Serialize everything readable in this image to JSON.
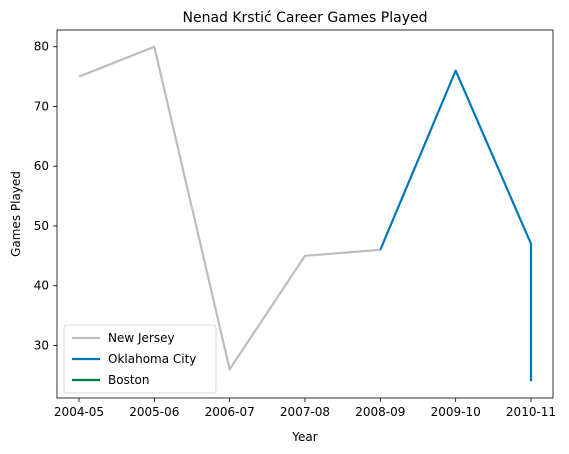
{
  "chart_data": {
    "type": "line",
    "title": "Nenad Krstić Career Games Played",
    "xlabel": "Year",
    "ylabel": "Games Played",
    "categories": [
      "2004-05",
      "2005-06",
      "2006-07",
      "2007-08",
      "2008-09",
      "2009-10",
      "2010-11"
    ],
    "yticks": [
      30,
      40,
      50,
      60,
      70,
      80
    ],
    "ylim": [
      21.2,
      82.8
    ],
    "grid": false,
    "legend_position": "lower-left",
    "series": [
      {
        "name": "New Jersey",
        "color": "#bdbdbd",
        "points": [
          {
            "x": "2004-05",
            "y": 75
          },
          {
            "x": "2005-06",
            "y": 80
          },
          {
            "x": "2006-07",
            "y": 26
          },
          {
            "x": "2007-08",
            "y": 45
          },
          {
            "x": "2008-09",
            "y": 46
          }
        ]
      },
      {
        "name": "Oklahoma City",
        "color": "#0077bb",
        "points": [
          {
            "x": "2008-09",
            "y": 46
          },
          {
            "x": "2009-10",
            "y": 76
          },
          {
            "x": "2010-11",
            "y": 47
          },
          {
            "x": "2010-11",
            "y": 24
          }
        ]
      },
      {
        "name": "Boston",
        "color": "#007a3d",
        "points": [
          {
            "x": "2010-11",
            "y": 24
          }
        ]
      }
    ]
  }
}
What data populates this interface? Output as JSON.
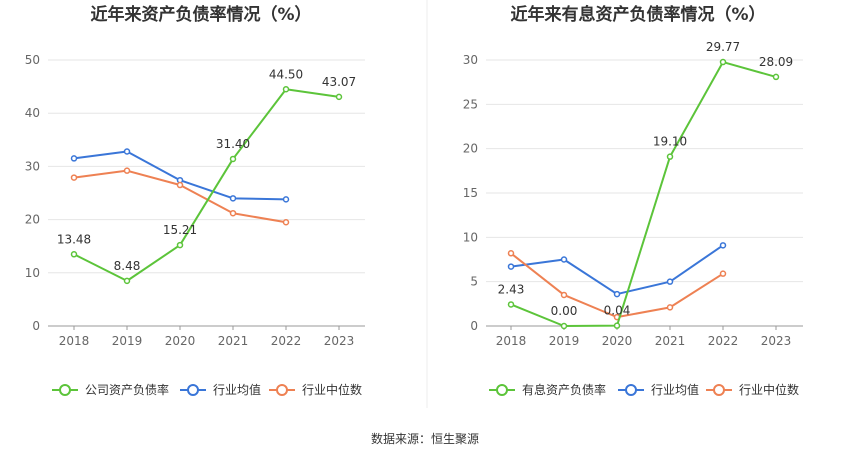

Brief:
Transcribe every line from the records above without alteration, and leave out the images.

Solution to the problem:
Serialize everything readable in this image to JSON.
{
  "chart_data": {
    "type": "line",
    "title": "Nenad Krstić Career Games Played",
    "xlabel": "Year",
    "ylabel": "Games Played",
    "categories": [
      "2004-05",
      "2005-06",
      "2006-07",
      "2007-08",
      "2008-09",
      "2009-10",
      "2010-11"
    ],
    "yticks": [
      30,
      40,
      50,
      60,
      70,
      80
    ],
    "ylim": [
      21.2,
      82.8
    ],
    "grid": false,
    "legend_position": "lower-left",
    "series": [
      {
        "name": "New Jersey",
        "color": "#bdbdbd",
        "points": [
          {
            "x": "2004-05",
            "y": 75
          },
          {
            "x": "2005-06",
            "y": 80
          },
          {
            "x": "2006-07",
            "y": 26
          },
          {
            "x": "2007-08",
            "y": 45
          },
          {
            "x": "2008-09",
            "y": 46
          }
        ]
      },
      {
        "name": "Oklahoma City",
        "color": "#0077bb",
        "points": [
          {
            "x": "2008-09",
            "y": 46
          },
          {
            "x": "2009-10",
            "y": 76
          },
          {
            "x": "2010-11",
            "y": 47
          },
          {
            "x": "2010-11",
            "y": 24
          }
        ]
      },
      {
        "name": "Boston",
        "color": "#007a3d",
        "points": [
          {
            "x": "2010-11",
            "y": 24
          }
        ]
      }
    ]
  }
}
What data populates this interface? Output as JSON.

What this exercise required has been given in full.